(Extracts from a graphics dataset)
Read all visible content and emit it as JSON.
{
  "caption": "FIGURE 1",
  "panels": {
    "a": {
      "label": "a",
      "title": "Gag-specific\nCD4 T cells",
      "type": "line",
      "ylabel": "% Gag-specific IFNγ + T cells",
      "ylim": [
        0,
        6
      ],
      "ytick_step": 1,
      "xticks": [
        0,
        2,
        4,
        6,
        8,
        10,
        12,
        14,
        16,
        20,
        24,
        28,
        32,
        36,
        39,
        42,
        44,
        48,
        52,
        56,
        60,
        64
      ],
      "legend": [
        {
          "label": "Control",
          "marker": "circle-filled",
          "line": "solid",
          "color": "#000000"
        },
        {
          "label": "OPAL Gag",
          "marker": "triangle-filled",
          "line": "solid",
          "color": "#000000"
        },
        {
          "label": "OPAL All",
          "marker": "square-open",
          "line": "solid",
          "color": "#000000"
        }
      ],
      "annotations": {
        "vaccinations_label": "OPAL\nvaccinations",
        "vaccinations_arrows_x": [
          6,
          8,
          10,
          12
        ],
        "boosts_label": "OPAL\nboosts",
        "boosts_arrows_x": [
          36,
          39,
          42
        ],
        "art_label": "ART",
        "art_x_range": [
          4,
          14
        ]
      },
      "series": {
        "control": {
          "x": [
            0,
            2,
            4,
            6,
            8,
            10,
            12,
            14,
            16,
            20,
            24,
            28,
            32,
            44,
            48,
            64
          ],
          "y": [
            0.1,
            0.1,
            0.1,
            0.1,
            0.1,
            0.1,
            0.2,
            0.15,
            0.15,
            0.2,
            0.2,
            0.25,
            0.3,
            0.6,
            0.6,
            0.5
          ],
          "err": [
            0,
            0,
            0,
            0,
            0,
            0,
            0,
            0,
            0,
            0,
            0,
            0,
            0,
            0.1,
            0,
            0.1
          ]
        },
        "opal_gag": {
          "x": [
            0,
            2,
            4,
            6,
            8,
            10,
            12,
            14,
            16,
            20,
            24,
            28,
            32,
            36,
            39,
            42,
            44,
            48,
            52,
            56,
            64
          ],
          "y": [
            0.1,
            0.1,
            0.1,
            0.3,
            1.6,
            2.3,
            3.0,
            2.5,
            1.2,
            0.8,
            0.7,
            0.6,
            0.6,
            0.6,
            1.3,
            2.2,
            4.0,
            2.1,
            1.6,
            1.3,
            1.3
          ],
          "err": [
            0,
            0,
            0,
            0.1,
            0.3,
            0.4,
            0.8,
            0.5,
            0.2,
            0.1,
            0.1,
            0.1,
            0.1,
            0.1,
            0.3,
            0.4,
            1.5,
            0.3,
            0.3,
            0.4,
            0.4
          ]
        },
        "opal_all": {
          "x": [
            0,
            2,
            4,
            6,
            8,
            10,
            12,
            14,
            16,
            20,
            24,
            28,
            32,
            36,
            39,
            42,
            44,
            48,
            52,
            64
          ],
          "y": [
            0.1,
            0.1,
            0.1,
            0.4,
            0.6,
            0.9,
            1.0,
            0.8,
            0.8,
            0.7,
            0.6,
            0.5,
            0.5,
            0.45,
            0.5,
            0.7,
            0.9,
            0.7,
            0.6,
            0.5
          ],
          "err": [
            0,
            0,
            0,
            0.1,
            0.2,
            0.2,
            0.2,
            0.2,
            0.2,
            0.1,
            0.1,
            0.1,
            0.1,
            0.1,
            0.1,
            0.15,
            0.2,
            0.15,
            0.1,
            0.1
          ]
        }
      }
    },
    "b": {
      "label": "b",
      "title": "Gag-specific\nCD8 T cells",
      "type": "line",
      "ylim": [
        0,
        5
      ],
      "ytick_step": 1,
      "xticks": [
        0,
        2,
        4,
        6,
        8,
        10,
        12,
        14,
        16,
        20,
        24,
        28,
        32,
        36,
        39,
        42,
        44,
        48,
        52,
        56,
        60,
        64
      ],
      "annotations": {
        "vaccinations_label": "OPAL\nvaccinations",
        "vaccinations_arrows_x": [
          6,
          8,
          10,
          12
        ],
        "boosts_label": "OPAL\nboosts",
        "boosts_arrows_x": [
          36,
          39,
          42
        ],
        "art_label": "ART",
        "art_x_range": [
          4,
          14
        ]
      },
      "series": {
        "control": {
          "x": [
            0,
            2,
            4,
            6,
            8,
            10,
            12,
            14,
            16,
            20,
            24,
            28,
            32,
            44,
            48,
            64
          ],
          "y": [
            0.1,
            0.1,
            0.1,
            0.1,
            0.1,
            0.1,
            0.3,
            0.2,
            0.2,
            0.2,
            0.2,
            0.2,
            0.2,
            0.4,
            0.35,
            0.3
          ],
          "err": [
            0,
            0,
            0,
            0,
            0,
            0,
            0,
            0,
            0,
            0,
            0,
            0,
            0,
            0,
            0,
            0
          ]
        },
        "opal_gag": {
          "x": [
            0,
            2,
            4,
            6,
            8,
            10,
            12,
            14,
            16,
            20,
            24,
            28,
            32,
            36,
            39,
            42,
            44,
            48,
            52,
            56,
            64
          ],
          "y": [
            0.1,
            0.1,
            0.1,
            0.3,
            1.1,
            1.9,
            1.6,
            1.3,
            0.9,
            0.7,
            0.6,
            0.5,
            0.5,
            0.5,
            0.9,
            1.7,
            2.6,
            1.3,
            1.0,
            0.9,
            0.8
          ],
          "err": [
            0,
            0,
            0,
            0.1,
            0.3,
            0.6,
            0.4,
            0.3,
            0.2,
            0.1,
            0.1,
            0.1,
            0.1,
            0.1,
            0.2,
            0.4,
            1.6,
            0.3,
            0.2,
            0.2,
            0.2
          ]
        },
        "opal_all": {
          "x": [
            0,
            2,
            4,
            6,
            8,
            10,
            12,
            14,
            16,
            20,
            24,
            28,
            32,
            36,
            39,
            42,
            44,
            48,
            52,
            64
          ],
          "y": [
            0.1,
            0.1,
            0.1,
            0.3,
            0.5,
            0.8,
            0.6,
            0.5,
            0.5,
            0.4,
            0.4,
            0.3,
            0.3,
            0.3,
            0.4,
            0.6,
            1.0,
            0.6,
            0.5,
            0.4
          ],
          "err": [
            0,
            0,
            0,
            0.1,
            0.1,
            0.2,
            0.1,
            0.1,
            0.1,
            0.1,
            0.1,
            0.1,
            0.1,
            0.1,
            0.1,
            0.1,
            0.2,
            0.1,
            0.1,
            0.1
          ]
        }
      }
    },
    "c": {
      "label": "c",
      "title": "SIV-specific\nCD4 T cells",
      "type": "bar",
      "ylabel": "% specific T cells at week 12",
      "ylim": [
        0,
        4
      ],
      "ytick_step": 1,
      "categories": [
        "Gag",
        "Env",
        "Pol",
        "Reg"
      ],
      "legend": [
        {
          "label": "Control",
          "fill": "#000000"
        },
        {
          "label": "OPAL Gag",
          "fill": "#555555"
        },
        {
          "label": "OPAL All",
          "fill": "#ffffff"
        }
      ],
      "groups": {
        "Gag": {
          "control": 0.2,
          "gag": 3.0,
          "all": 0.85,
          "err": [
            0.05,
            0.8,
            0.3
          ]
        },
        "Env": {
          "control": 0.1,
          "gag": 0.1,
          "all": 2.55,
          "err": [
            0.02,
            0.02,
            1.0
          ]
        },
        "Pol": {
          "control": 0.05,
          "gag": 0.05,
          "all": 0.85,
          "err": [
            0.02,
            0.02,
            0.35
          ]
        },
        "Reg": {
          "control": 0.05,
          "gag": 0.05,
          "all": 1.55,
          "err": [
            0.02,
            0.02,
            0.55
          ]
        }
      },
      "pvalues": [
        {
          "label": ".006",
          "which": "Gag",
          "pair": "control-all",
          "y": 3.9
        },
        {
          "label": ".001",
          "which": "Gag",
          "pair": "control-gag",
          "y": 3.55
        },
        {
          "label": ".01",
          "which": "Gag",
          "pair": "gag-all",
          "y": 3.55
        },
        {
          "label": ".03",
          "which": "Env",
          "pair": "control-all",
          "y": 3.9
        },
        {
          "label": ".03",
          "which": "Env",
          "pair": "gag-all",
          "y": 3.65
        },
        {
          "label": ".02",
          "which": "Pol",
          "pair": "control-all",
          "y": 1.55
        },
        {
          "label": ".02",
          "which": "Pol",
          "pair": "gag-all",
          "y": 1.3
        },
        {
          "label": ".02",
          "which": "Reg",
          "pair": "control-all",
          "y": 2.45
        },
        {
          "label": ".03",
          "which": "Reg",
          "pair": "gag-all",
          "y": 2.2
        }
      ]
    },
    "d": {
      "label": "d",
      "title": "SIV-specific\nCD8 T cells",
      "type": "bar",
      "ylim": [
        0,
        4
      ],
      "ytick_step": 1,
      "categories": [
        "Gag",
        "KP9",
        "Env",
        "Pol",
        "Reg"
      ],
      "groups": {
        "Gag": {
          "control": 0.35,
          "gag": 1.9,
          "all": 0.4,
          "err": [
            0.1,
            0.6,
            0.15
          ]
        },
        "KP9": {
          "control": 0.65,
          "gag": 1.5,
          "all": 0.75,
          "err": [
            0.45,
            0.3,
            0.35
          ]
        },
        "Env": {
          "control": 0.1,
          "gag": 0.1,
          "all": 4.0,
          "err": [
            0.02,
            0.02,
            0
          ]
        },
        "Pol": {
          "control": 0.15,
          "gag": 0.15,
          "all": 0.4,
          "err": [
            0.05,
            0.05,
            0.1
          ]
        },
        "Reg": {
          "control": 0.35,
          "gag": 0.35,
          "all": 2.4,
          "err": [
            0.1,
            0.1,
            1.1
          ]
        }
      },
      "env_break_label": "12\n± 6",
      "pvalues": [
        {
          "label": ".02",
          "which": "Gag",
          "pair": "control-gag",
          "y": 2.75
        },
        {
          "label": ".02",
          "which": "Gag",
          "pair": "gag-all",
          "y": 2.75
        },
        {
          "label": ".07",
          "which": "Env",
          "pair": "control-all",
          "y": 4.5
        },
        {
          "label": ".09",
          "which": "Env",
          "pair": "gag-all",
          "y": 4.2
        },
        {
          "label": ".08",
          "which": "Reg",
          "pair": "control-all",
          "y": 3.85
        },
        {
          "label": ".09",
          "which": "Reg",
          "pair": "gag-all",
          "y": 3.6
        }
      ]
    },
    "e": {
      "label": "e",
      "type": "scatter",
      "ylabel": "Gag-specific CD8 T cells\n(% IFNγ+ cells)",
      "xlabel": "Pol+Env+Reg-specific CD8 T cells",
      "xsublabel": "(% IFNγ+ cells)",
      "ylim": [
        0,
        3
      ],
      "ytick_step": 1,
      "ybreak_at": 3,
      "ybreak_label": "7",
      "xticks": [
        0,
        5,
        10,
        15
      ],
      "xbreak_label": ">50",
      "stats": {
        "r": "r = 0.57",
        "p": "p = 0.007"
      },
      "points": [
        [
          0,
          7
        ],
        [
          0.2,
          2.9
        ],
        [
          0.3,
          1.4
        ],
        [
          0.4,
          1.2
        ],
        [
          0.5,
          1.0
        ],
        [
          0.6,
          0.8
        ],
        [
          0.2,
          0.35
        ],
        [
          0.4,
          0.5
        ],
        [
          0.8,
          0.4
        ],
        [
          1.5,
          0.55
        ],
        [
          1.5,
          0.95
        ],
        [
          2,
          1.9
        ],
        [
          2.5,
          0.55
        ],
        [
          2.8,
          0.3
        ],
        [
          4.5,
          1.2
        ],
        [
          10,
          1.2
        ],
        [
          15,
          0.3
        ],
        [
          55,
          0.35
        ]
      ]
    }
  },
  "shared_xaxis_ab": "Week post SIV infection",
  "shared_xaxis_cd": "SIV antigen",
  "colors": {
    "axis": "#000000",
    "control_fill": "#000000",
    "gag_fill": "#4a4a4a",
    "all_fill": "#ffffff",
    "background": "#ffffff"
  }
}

WORK REQUEST:
Read through the data and copy every line where "ylabel" shows up.

WRITTEN ANSWER:
      "ylabel": "% Gag-specific IFNγ + T cells",
      "ylabel": "% specific T cells at week 12",
      "ylabel": "Gag-specific CD8 T cells\n(% IFNγ+ cells)",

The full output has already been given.